Data shown |

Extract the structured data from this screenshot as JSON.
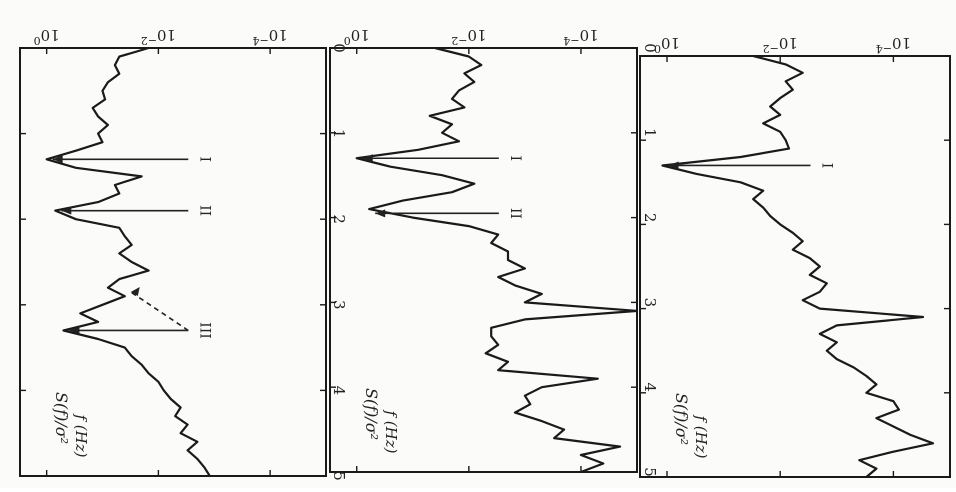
{
  "figure": {
    "panels": [
      {
        "ylabel": "S(f)/σ²",
        "xlabel": "f (Hz)",
        "peaks": [
          {
            "label": "I",
            "f": 1.3
          }
        ]
      },
      {
        "ylabel": "S(f)/σ²",
        "xlabel": "f (Hz)",
        "peaks": [
          {
            "label": "I",
            "f": 1.3
          },
          {
            "label": "II",
            "f": 1.95
          }
        ]
      },
      {
        "ylabel": "S(f)/σ²",
        "xlabel": "f (Hz)",
        "peaks": [
          {
            "label": "I",
            "f": 1.3
          },
          {
            "label": "II",
            "f": 1.9
          },
          {
            "label": "III",
            "f": 3.3,
            "secondary_f": 2.85
          }
        ]
      }
    ]
  },
  "chart_data": [
    {
      "type": "line",
      "title": "",
      "xlabel": "f (Hz)",
      "ylabel": "S(f)/σ²",
      "xlim": [
        0,
        5
      ],
      "ylim": [
        1e-05,
        3
      ],
      "yscale": "log",
      "xticks": [
        "0",
        "1",
        "2",
        "3",
        "4",
        "5"
      ],
      "yticks": [
        "10^-4",
        "10^-2",
        "10^0"
      ],
      "x": [
        0,
        0.1,
        0.2,
        0.3,
        0.4,
        0.5,
        0.6,
        0.7,
        0.8,
        0.9,
        1.0,
        1.1,
        1.2,
        1.3,
        1.4,
        1.5,
        1.6,
        1.7,
        1.8,
        1.9,
        2.0,
        2.1,
        2.2,
        2.3,
        2.4,
        2.5,
        2.6,
        2.7,
        2.8,
        2.9,
        3.0,
        3.1,
        3.2,
        3.3,
        3.4,
        3.5,
        3.6,
        3.7,
        3.8,
        3.9,
        4.0,
        4.1,
        4.2,
        4.3,
        4.4,
        4.5,
        4.6,
        4.7,
        4.8,
        4.9,
        5.0
      ],
      "y": [
        0.03,
        0.008,
        0.004,
        0.008,
        0.006,
        0.01,
        0.015,
        0.01,
        0.02,
        0.01,
        0.008,
        0.007,
        0.05,
        1.2,
        0.3,
        0.05,
        0.02,
        0.03,
        0.02,
        0.015,
        0.01,
        0.006,
        0.004,
        0.006,
        0.003,
        0.002,
        0.003,
        0.0015,
        0.002,
        0.004,
        0.002,
        3e-05,
        0.001,
        0.002,
        0.001,
        0.0015,
        0.001,
        0.0005,
        0.0003,
        0.0002,
        0.0003,
        0.0001,
        8e-05,
        0.0002,
        0.0001,
        5e-05,
        2e-05,
        0.0001,
        0.0004,
        0.0002,
        0.0003
      ]
    },
    {
      "type": "line",
      "title": "",
      "xlabel": "f (Hz)",
      "ylabel": "S(f)/σ²",
      "xlim": [
        0,
        5
      ],
      "ylim": [
        1e-05,
        3
      ],
      "yscale": "log",
      "xticks": [
        "0",
        "1",
        "2",
        "3",
        "4",
        "5"
      ],
      "yticks": [
        "10^-4",
        "10^-2",
        "10^0"
      ],
      "x": [
        0,
        0.1,
        0.2,
        0.3,
        0.4,
        0.5,
        0.6,
        0.7,
        0.8,
        0.9,
        1.0,
        1.1,
        1.2,
        1.3,
        1.4,
        1.5,
        1.6,
        1.7,
        1.8,
        1.9,
        2.0,
        2.1,
        2.2,
        2.3,
        2.4,
        2.5,
        2.6,
        2.7,
        2.8,
        2.9,
        3.0,
        3.1,
        3.2,
        3.3,
        3.4,
        3.5,
        3.6,
        3.7,
        3.8,
        3.9,
        4.0,
        4.1,
        4.2,
        4.3,
        4.4,
        4.5,
        4.6,
        4.7,
        4.8,
        4.9,
        5.0
      ],
      "y": [
        0.04,
        0.01,
        0.006,
        0.012,
        0.008,
        0.015,
        0.02,
        0.012,
        0.05,
        0.02,
        0.03,
        0.015,
        0.08,
        1.0,
        0.25,
        0.03,
        0.008,
        0.02,
        0.15,
        0.6,
        0.1,
        0.01,
        0.003,
        0.004,
        0.002,
        0.002,
        0.001,
        0.003,
        0.0015,
        0.0005,
        0.001,
        1e-05,
        0.001,
        0.004,
        0.004,
        0.003,
        0.005,
        0.002,
        0.003,
        5e-05,
        0.0005,
        0.001,
        0.0008,
        0.0015,
        0.0005,
        0.0002,
        0.0003,
        2e-05,
        0.0001,
        4e-05,
        0.0001
      ]
    },
    {
      "type": "line",
      "title": "",
      "xlabel": "f (Hz)",
      "ylabel": "S(f)/σ²",
      "xlim": [
        0,
        5
      ],
      "ylim": [
        1e-05,
        3
      ],
      "yscale": "log",
      "xticks": [
        "0",
        "1",
        "2",
        "3",
        "4",
        "5"
      ],
      "yticks": [
        "10^-4",
        "10^-2",
        "10^0"
      ],
      "x": [
        0,
        0.1,
        0.2,
        0.3,
        0.4,
        0.5,
        0.6,
        0.7,
        0.8,
        0.9,
        1.0,
        1.1,
        1.2,
        1.3,
        1.4,
        1.5,
        1.6,
        1.7,
        1.8,
        1.9,
        2.0,
        2.1,
        2.2,
        2.3,
        2.4,
        2.5,
        2.6,
        2.7,
        2.8,
        2.9,
        3.0,
        3.1,
        3.2,
        3.3,
        3.4,
        3.5,
        3.6,
        3.7,
        3.8,
        3.9,
        4.0,
        4.1,
        4.2,
        4.3,
        4.4,
        4.5,
        4.6,
        4.7,
        4.8,
        4.9,
        5.0
      ],
      "y": [
        0.015,
        0.05,
        0.06,
        0.05,
        0.08,
        0.1,
        0.09,
        0.15,
        0.12,
        0.08,
        0.12,
        0.1,
        0.3,
        1.0,
        0.3,
        0.02,
        0.06,
        0.05,
        0.12,
        0.7,
        0.3,
        0.05,
        0.04,
        0.03,
        0.05,
        0.03,
        0.015,
        0.05,
        0.08,
        0.04,
        0.1,
        0.25,
        0.12,
        0.5,
        0.12,
        0.04,
        0.03,
        0.02,
        0.015,
        0.01,
        0.008,
        0.006,
        0.004,
        0.005,
        0.003,
        0.004,
        0.002,
        0.003,
        0.002,
        0.0015,
        0.0012
      ]
    }
  ]
}
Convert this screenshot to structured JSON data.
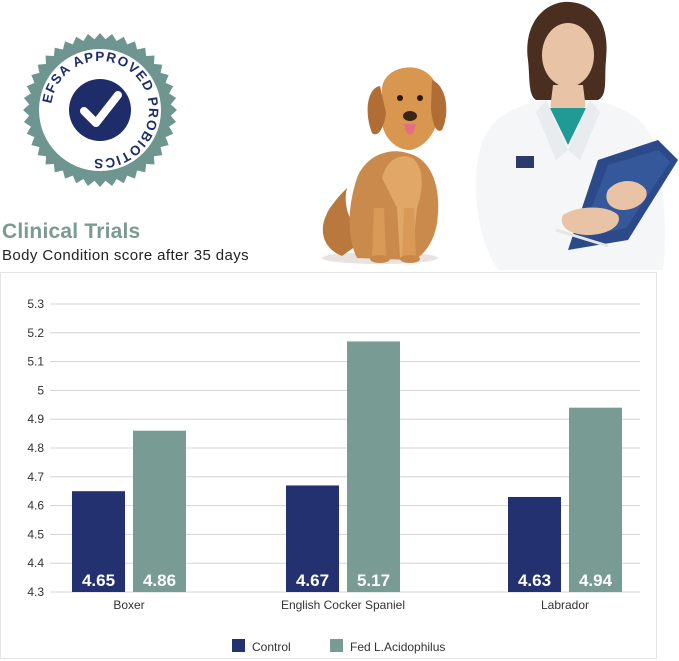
{
  "badge": {
    "text": "EFSA APPROVED PROBIOTICS",
    "color": "#6f9590",
    "inner_color": "#1e2d69",
    "icon": "checkmark-icon"
  },
  "illustration": {
    "dog": "golden-retriever",
    "person": "veterinarian-with-clipboard"
  },
  "header": {
    "title": "Clinical Trials",
    "subtitle": "Body Condition score after 35 days"
  },
  "chart_data": {
    "type": "bar",
    "categories": [
      "Boxer",
      "English Cocker Spaniel",
      "Labrador"
    ],
    "series": [
      {
        "name": "Control",
        "color": "#243170",
        "values": [
          4.65,
          4.67,
          4.63
        ],
        "labels": [
          "4.65",
          "4.67",
          "4.63"
        ]
      },
      {
        "name": "Fed L.Acidophilus",
        "color": "#789b93",
        "values": [
          4.86,
          5.17,
          4.94
        ],
        "labels": [
          "4.86",
          "5.17",
          "4.94"
        ]
      }
    ],
    "ylim": [
      4.3,
      5.3
    ],
    "yticks": [
      "4.3",
      "4.4",
      "4.5",
      "4.6",
      "4.7",
      "4.8",
      "4.9",
      "5",
      "5.1",
      "5.2",
      "5.3"
    ],
    "grid": true,
    "legend_position": "bottom"
  }
}
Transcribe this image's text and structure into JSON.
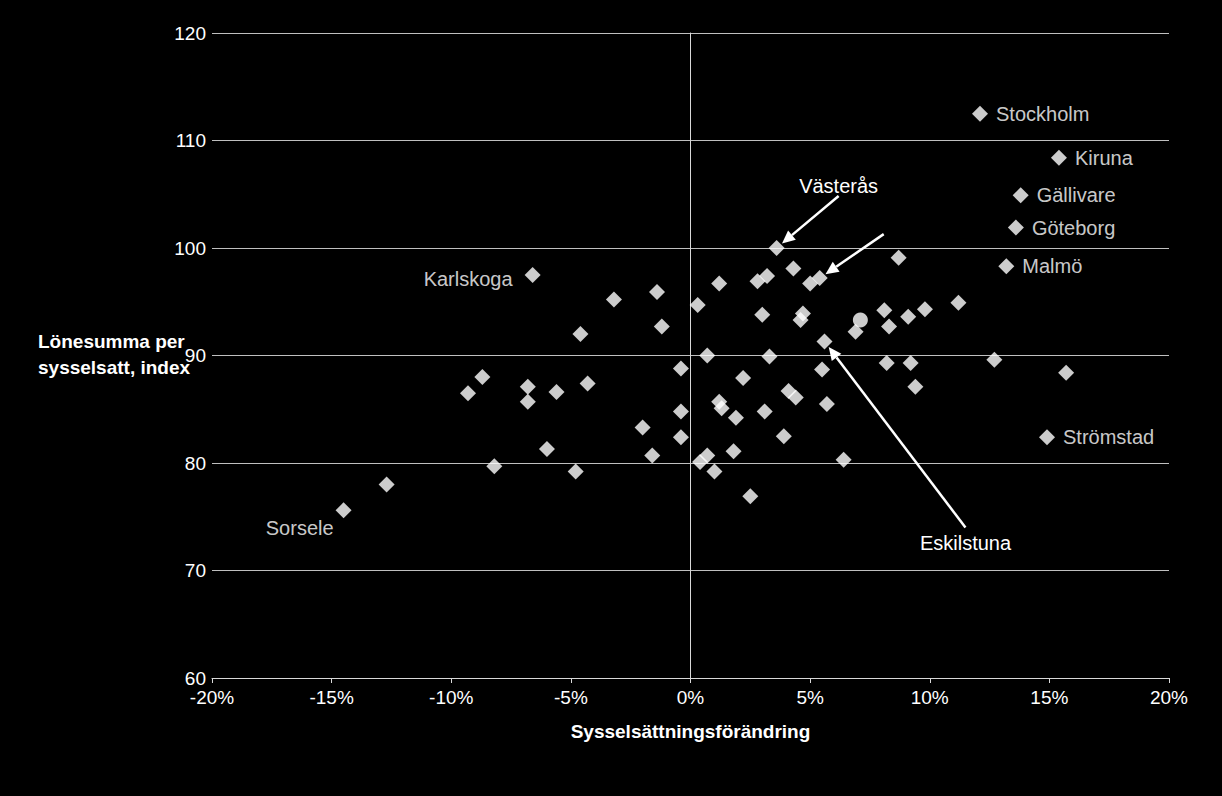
{
  "chart_data": {
    "type": "scatter",
    "x_label": "Sysselsättningsförändring",
    "y_label": "Lönesumma per sysselsatt, index",
    "xlim": [
      -20,
      20
    ],
    "xticks": [
      {
        "value": -20,
        "label": "-20%"
      },
      {
        "value": -15,
        "label": "-15%"
      },
      {
        "value": -10,
        "label": "-10%"
      },
      {
        "value": -5,
        "label": "-5%"
      },
      {
        "value": 0,
        "label": "0%"
      },
      {
        "value": 5,
        "label": "5%"
      },
      {
        "value": 10,
        "label": "10%"
      },
      {
        "value": 15,
        "label": "15%"
      },
      {
        "value": 20,
        "label": "20%"
      }
    ],
    "ylim": [
      60,
      120
    ],
    "yticks": [
      60,
      70,
      80,
      90,
      100,
      110,
      120
    ],
    "grid": true,
    "series": [
      {
        "marker": "diamond",
        "color": "#ffffff",
        "x": [
          12.1,
          15.4,
          13.8,
          13.6,
          13.2,
          -6.6,
          3.6,
          -14.5,
          14.9,
          5.6,
          -12.7,
          -9.3,
          -8.7,
          -8.2,
          -6.8,
          -6.8,
          -5.6,
          -6.0,
          -4.8,
          -4.6,
          -4.3,
          -3.2,
          -2.0,
          -1.6,
          -1.4,
          -1.2,
          -0.4,
          -0.4,
          -0.4,
          0.3,
          0.7,
          0.4,
          0.7,
          1.2,
          1.2,
          1.3,
          1.0,
          1.9,
          1.8,
          2.2,
          2.5,
          2.8,
          3.2,
          3.0,
          3.3,
          3.1,
          3.9,
          4.1,
          4.4,
          4.3,
          4.7,
          4.6,
          5.0,
          5.4,
          5.5,
          5.7,
          6.4,
          6.9,
          8.1,
          8.3,
          8.2,
          8.7,
          9.1,
          9.2,
          9.4,
          9.8,
          11.2,
          12.7,
          15.7
        ],
        "y": [
          112.5,
          108.4,
          104.9,
          101.9,
          98.3,
          97.5,
          100.0,
          75.6,
          82.4,
          91.3,
          78.0,
          86.5,
          88.0,
          79.7,
          87.1,
          85.7,
          86.6,
          81.3,
          79.2,
          92.0,
          87.4,
          95.2,
          83.3,
          80.7,
          95.9,
          92.7,
          88.8,
          84.8,
          82.4,
          94.7,
          90.0,
          80.1,
          80.7,
          96.7,
          85.7,
          85.1,
          79.2,
          84.2,
          81.1,
          87.9,
          76.9,
          96.9,
          97.4,
          93.8,
          89.9,
          84.8,
          82.5,
          86.7,
          86.1,
          98.1,
          93.9,
          93.3,
          96.7,
          97.2,
          88.7,
          85.5,
          80.3,
          92.2,
          94.2,
          92.7,
          89.3,
          99.1,
          93.6,
          89.3,
          87.1,
          94.3,
          94.9,
          89.6,
          88.4
        ],
        "labels": [
          "Stockholm",
          "Kiruna",
          "Gällivare",
          "Göteborg",
          "Malmö",
          "Karlskoga",
          null,
          "Sorsele",
          "Strömstad",
          null,
          null,
          null,
          null,
          null,
          null,
          null,
          null,
          null,
          null,
          null,
          null,
          null,
          null,
          null,
          null,
          null,
          null,
          null,
          null,
          null,
          null,
          null,
          null,
          null,
          null,
          null,
          null,
          null,
          null,
          null,
          null,
          null,
          null,
          null,
          null,
          null,
          null,
          null,
          null,
          null,
          null,
          null,
          null,
          null,
          null,
          null,
          null,
          null,
          null,
          null,
          null,
          null,
          null,
          null,
          null,
          null,
          null,
          null,
          null
        ]
      },
      {
        "marker": "circle",
        "color": "#ffffff",
        "x": [
          7.1
        ],
        "y": [
          93.3
        ]
      }
    ],
    "annotations": [
      {
        "text": "Västerås",
        "points": [
          [
            3.6,
            100.0
          ],
          [
            5.4,
            97.2
          ]
        ]
      },
      {
        "text": "Eskilstuna",
        "points": [
          [
            5.6,
            91.3
          ]
        ]
      }
    ]
  }
}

Work to do |
Using the material above, report each line where "text" occurs.

Answer to this problem |
    "text": "EFSA APPROVED PROBIOTICS",
Transcribe this image's text and structure into JSON.
        "text": "Västerås",
        "text": "Eskilstuna",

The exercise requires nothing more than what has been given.